■ Prompt: The exercise asks you to copy every line below in which "JSON" appears.

■ Dataset extract:
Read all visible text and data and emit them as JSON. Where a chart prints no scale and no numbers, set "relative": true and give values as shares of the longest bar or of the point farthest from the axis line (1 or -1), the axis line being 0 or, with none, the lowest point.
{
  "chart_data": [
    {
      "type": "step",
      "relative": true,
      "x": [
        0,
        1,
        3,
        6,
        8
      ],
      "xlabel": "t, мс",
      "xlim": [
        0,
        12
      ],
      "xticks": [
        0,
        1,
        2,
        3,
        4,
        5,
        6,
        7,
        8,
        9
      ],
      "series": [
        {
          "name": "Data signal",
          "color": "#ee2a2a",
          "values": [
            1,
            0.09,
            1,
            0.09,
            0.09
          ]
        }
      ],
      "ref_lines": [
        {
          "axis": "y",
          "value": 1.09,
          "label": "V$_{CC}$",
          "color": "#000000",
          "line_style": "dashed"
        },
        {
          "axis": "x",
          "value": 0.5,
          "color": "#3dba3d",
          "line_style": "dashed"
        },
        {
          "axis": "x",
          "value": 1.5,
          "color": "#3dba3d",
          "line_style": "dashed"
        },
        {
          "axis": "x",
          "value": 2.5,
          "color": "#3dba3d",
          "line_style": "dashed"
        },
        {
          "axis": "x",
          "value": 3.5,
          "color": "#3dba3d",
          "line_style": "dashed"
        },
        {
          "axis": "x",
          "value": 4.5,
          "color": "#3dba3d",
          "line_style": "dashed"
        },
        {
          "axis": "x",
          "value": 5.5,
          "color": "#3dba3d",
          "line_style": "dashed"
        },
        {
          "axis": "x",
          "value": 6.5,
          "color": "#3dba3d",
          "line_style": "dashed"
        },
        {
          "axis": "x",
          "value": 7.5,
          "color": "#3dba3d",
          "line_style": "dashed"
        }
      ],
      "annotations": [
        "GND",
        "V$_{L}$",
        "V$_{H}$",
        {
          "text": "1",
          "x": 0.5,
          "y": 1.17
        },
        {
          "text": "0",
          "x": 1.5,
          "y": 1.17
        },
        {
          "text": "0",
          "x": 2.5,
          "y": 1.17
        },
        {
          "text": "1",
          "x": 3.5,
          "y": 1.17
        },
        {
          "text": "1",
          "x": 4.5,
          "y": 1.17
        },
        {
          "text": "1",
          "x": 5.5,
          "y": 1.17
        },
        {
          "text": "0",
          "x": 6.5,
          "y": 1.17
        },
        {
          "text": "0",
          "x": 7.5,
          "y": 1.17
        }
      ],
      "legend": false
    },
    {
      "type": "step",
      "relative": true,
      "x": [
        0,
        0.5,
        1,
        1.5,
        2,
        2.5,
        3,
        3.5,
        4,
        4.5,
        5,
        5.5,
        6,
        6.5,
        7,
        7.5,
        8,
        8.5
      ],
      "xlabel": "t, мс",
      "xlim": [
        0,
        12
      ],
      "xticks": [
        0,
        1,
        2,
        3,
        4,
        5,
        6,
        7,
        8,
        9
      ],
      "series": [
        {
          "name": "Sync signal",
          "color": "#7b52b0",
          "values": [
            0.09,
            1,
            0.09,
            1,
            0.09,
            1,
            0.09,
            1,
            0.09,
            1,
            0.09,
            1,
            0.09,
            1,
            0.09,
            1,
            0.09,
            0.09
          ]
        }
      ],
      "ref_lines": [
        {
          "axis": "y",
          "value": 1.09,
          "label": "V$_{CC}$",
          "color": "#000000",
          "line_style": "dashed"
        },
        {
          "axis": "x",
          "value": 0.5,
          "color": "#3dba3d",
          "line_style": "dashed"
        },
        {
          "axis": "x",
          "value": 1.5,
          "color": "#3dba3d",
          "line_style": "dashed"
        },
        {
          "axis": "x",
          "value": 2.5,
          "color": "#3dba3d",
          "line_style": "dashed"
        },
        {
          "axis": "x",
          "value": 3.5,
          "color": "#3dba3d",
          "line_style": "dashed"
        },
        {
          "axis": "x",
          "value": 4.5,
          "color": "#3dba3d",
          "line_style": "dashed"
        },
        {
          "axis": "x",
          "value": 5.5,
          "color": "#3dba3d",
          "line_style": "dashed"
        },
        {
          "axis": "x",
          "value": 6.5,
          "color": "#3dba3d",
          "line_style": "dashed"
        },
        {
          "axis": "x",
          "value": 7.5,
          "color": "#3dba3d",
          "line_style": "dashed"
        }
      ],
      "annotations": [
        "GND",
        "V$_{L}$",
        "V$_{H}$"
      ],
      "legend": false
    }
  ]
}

---

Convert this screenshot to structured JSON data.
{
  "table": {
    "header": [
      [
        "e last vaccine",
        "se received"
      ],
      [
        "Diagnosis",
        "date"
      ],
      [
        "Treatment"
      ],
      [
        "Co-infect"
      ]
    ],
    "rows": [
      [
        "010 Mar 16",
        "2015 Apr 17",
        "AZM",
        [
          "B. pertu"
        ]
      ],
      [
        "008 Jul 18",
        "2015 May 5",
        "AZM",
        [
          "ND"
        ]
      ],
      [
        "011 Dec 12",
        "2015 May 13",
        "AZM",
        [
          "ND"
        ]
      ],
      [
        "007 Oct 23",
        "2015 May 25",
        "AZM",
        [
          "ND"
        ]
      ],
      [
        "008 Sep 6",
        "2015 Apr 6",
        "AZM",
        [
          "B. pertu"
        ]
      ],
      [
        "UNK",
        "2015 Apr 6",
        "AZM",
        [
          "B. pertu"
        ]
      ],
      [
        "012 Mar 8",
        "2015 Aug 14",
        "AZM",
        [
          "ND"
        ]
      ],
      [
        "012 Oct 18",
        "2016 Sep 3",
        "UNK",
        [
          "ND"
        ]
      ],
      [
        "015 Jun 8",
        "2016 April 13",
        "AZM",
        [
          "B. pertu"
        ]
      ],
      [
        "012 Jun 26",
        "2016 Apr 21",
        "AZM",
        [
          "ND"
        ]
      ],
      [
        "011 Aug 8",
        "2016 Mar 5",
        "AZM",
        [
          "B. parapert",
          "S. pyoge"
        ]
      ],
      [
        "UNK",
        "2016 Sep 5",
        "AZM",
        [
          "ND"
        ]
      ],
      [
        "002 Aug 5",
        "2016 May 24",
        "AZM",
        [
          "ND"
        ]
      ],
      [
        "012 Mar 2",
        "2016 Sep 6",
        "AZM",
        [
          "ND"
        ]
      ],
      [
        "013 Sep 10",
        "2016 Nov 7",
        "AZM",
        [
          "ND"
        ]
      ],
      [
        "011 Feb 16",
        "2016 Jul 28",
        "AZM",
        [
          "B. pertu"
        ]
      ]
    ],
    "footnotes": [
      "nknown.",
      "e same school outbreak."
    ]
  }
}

■ Written response:
Read all visible text and data and emit them as JSON. Where a chart prints no scale and no numbers, set "relative": true and give values as shares of the longest bar or of the point farthest from the axis line (1 or -1), the axis line being 0 or, with none, the lowest point.
Convert this screenshot to structured JSON data.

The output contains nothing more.